* [Aim of the task] Duplicate the passage on China's overseas energy exploration from "Fourth, since it" up to and including "Venezuela and Sudan.".

* [Source extract]
------

As a country whose comprehensive power is rising quickly, China has caused dread among some factions in a conservative country like the United States. Now, its overseas energy exploration raises the risk of third-party intervention. First, gas and oil belong to a strategic industry. As international gas and oil exploration always involves political elements, political influence will be inevitable in China's overseas energy projects.

Second, just like other economic entities that have experienced rapid industrialization, China's energy consumption has risen rapidly together with its economic growth. Since 1993, China has been an oil importer. In the future, China's energy supply will rely more on imports. Therefore, China will be regarded as a competitor by traditional energy-importing countries.

Third, Chinese enterprises' overseas energy exploration will cause disputes with Western energy giants, which used to dominate international gas and oil exploration. Those giants have a strong motivation to persuade their governments and their host countries' governments to limit their Chinese competitors. Political tussles among big countries also will influence China's overseas energy exploration.

Fourth, since it has no advantage when competing with Western energy enterprises in countries that maintain close relations with Western countries, especially America, China has to turn to countries that have less close ties with the United States, such as Iran, Venezuela and Sudan.

Fifth, big Chinese oil enterprises have gone public in the U.S. stock market, which gives some U.S. elements the opportunity to press China through the financial market. The U.S. Government actually required Chinese enterprises to promise not to become involved in oil exploration projects in countries that America specified, mainly Middle Eastern countries, which was the precondition for the Chinese enterprises' listing on the U.S. stock market. After CNOOC's project with Iran was revealed, some U.S. sectors suggested that U.S. companies that hold CNOOC shares should stop investing in the company.

------

Extracted records
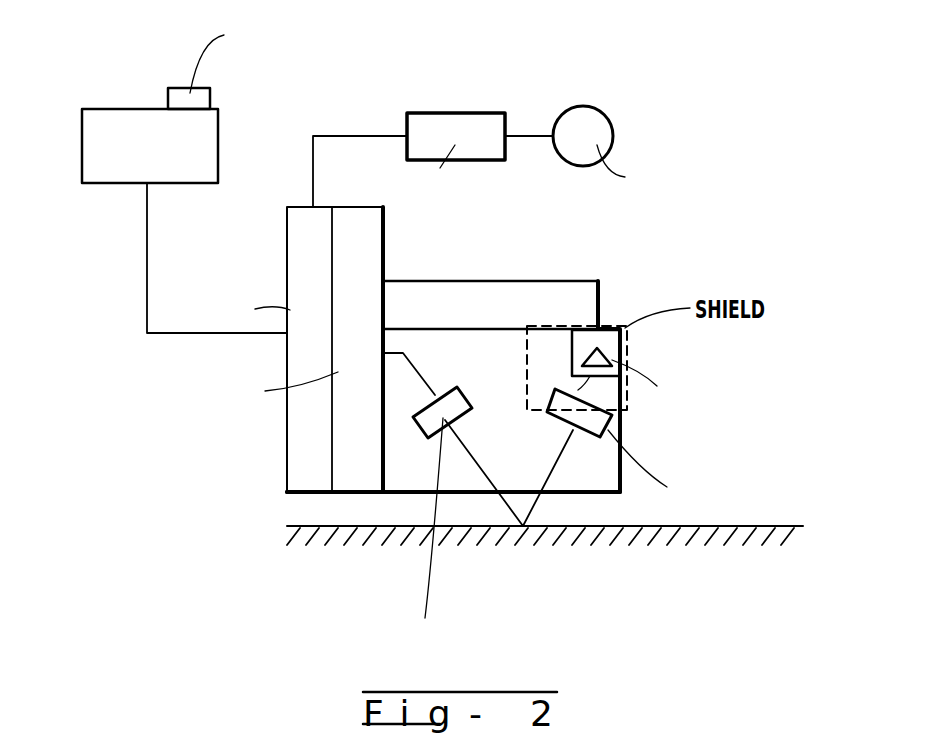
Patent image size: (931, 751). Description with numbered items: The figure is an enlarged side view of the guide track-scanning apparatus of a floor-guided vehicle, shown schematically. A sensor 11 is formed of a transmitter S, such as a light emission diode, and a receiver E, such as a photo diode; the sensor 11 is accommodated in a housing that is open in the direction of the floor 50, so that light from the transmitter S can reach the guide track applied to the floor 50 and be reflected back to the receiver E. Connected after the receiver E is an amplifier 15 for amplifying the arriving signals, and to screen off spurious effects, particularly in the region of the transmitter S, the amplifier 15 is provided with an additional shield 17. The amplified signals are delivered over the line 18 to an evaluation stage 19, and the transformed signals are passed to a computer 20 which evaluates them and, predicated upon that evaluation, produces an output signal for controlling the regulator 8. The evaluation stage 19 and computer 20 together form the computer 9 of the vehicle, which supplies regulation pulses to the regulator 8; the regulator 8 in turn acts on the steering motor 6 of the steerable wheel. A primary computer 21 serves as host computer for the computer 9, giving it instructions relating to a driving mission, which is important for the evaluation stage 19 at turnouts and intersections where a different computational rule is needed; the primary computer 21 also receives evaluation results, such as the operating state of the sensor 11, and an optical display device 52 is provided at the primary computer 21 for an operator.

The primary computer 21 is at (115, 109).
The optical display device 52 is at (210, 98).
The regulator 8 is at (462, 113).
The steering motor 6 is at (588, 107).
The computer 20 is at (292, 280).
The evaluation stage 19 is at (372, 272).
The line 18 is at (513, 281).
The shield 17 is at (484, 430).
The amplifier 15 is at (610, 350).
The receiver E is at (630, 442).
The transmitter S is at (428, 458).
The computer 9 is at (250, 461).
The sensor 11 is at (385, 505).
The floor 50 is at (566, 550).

------

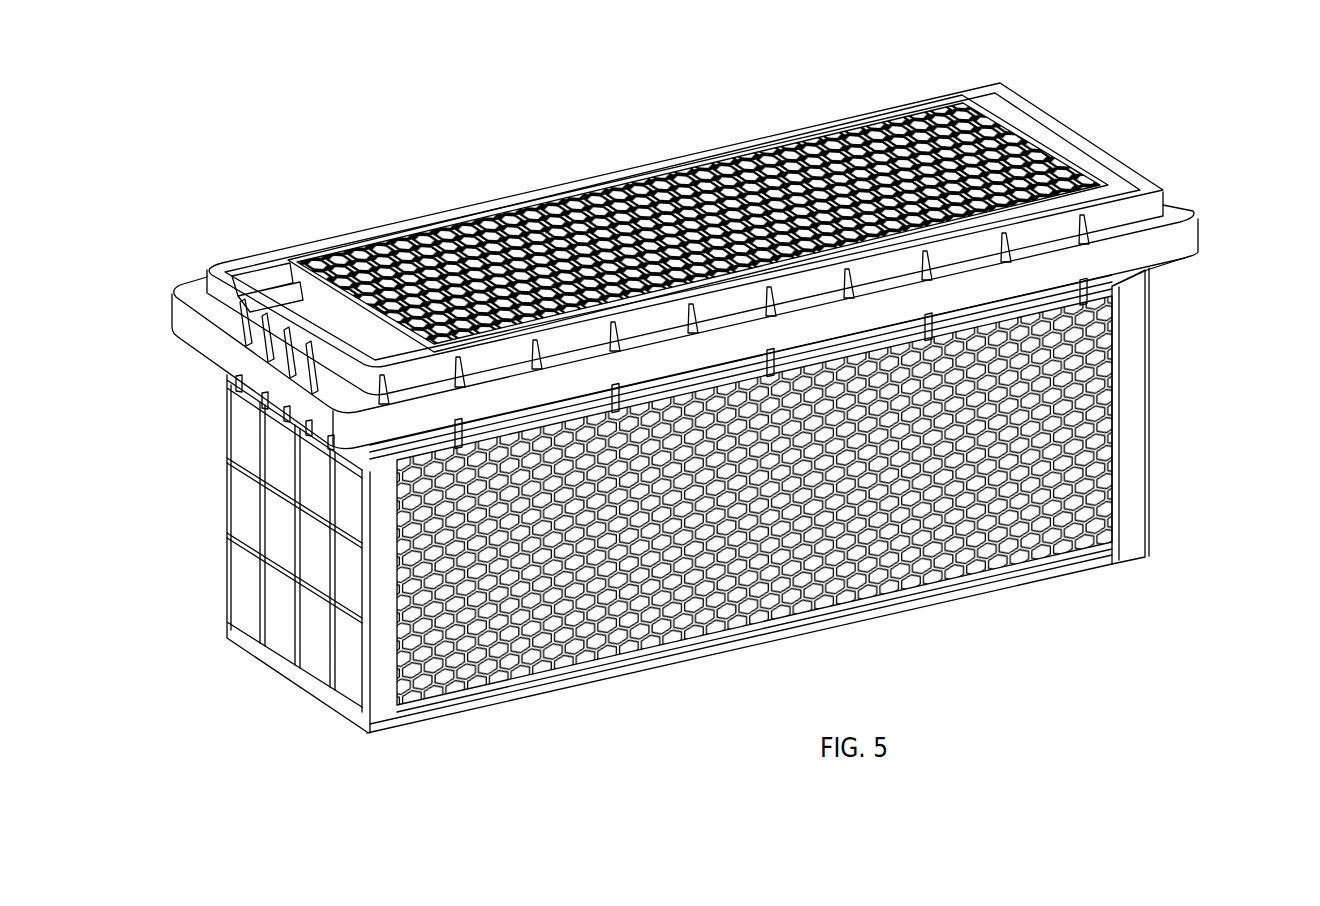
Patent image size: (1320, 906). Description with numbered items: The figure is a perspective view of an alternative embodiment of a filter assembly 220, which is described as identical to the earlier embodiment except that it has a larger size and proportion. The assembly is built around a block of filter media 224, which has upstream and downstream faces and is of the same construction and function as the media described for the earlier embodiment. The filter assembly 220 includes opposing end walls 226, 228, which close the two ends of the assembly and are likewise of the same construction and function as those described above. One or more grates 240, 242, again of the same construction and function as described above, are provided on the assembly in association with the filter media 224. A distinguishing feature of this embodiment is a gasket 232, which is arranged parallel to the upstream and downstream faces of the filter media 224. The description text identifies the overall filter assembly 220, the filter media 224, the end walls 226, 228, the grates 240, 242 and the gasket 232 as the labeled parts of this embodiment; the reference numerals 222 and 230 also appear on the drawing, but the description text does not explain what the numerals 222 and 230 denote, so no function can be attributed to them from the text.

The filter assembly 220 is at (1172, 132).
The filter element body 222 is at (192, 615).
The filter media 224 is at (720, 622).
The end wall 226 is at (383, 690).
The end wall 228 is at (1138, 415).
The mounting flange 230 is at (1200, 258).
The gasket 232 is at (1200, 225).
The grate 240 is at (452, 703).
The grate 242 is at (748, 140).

------

* [Right answer]
Fourth, since it has no advantage when competing with Western energy enterprises in countries that maintain close relations with Western countries, especially America, China has to turn to countries that have less close ties with the United States, such as Iran, Venezuela and Sudan.